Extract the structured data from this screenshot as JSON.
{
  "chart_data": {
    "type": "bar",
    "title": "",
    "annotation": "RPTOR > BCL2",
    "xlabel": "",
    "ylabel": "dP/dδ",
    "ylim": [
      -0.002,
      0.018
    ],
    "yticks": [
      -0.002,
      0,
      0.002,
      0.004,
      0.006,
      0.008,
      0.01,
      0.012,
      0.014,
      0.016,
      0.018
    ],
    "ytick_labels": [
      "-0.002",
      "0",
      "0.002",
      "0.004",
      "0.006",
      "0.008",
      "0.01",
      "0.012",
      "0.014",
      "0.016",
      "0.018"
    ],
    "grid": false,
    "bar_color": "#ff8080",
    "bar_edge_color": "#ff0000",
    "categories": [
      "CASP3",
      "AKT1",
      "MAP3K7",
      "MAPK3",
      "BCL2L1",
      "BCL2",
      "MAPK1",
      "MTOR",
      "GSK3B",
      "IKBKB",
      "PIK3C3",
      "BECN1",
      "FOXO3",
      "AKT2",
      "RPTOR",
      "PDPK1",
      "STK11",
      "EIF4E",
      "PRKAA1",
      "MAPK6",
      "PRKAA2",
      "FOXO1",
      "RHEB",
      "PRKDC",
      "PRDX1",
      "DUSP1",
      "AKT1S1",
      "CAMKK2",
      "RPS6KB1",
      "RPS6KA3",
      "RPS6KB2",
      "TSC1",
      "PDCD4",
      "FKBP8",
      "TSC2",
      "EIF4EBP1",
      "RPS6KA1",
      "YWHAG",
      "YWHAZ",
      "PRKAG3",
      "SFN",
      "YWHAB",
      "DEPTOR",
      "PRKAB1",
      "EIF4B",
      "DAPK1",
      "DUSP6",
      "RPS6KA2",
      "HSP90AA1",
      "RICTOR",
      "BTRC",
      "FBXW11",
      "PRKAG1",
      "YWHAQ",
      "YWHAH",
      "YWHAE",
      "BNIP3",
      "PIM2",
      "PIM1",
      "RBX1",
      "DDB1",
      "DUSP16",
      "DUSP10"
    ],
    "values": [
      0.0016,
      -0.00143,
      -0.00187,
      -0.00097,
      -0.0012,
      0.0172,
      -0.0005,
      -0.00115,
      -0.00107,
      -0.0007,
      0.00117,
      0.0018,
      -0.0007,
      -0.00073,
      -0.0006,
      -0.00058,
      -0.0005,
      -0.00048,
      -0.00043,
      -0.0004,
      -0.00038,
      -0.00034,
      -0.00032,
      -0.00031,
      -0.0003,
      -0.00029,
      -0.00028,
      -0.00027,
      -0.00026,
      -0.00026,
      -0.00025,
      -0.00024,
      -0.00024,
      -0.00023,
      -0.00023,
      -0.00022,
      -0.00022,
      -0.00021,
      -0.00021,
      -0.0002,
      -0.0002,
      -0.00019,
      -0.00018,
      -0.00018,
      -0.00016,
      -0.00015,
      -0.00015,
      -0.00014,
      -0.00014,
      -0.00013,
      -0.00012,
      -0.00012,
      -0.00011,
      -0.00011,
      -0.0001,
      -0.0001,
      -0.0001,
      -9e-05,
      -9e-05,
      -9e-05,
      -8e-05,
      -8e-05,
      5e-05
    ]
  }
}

——————————

» EXERCISE INSTRUCTIONS
Copy out the data shown above without altering anything.

» TASK RESULT
Extract the structured data from this screenshot as JSON.
{
  "chart_data": {
    "type": "bar",
    "title": "",
    "annotation": "RPTOR > BCL2",
    "xlabel": "",
    "ylabel": "dP/dδ",
    "ylim": [
      -0.002,
      0.018
    ],
    "yticks": [
      -0.002,
      0,
      0.002,
      0.004,
      0.006,
      0.008,
      0.01,
      0.012,
      0.014,
      0.016,
      0.018
    ],
    "ytick_labels": [
      "-0.002",
      "0",
      "0.002",
      "0.004",
      "0.006",
      "0.008",
      "0.01",
      "0.012",
      "0.014",
      "0.016",
      "0.018"
    ],
    "grid": false,
    "bar_color": "#ff8080",
    "bar_edge_color": "#ff0000",
    "categories": [
      "CASP3",
      "AKT1",
      "MAP3K7",
      "MAPK3",
      "BCL2L1",
      "BCL2",
      "MAPK1",
      "MTOR",
      "GSK3B",
      "IKBKB",
      "PIK3C3",
      "BECN1",
      "FOXO3",
      "AKT2",
      "RPTOR",
      "PDPK1",
      "STK11",
      "EIF4E",
      "PRKAA1",
      "MAPK6",
      "PRKAA2",
      "FOXO1",
      "RHEB",
      "PRKDC",
      "PRDX1",
      "DUSP1",
      "AKT1S1",
      "CAMKK2",
      "RPS6KB1",
      "RPS6KA3",
      "RPS6KB2",
      "TSC1",
      "PDCD4",
      "FKBP8",
      "TSC2",
      "EIF4EBP1",
      "RPS6KA1",
      "YWHAG",
      "YWHAZ",
      "PRKAG3",
      "SFN",
      "YWHAB",
      "DEPTOR",
      "PRKAB1",
      "EIF4B",
      "DAPK1",
      "DUSP6",
      "RPS6KA2",
      "HSP90AA1",
      "RICTOR",
      "BTRC",
      "FBXW11",
      "PRKAG1",
      "YWHAQ",
      "YWHAH",
      "YWHAE",
      "BNIP3",
      "PIM2",
      "PIM1",
      "RBX1",
      "DDB1",
      "DUSP16",
      "DUSP10"
    ],
    "values": [
      0.0016,
      -0.00143,
      -0.00187,
      -0.00097,
      -0.0012,
      0.0172,
      -0.0005,
      -0.00115,
      -0.00107,
      -0.0007,
      0.00117,
      0.0018,
      -0.0007,
      -0.00073,
      -0.0006,
      -0.00058,
      -0.0005,
      -0.00048,
      -0.00043,
      -0.0004,
      -0.00038,
      -0.00034,
      -0.00032,
      -0.00031,
      -0.0003,
      -0.00029,
      -0.00028,
      -0.00027,
      -0.00026,
      -0.00026,
      -0.00025,
      -0.00024,
      -0.00024,
      -0.00023,
      -0.00023,
      -0.00022,
      -0.00022,
      -0.00021,
      -0.00021,
      -0.0002,
      -0.0002,
      -0.00019,
      -0.00018,
      -0.00018,
      -0.00016,
      -0.00015,
      -0.00015,
      -0.00014,
      -0.00014,
      -0.00013,
      -0.00012,
      -0.00012,
      -0.00011,
      -0.00011,
      -0.0001,
      -0.0001,
      -0.0001,
      -9e-05,
      -9e-05,
      -9e-05,
      -8e-05,
      -8e-05,
      5e-05
    ]
  }
}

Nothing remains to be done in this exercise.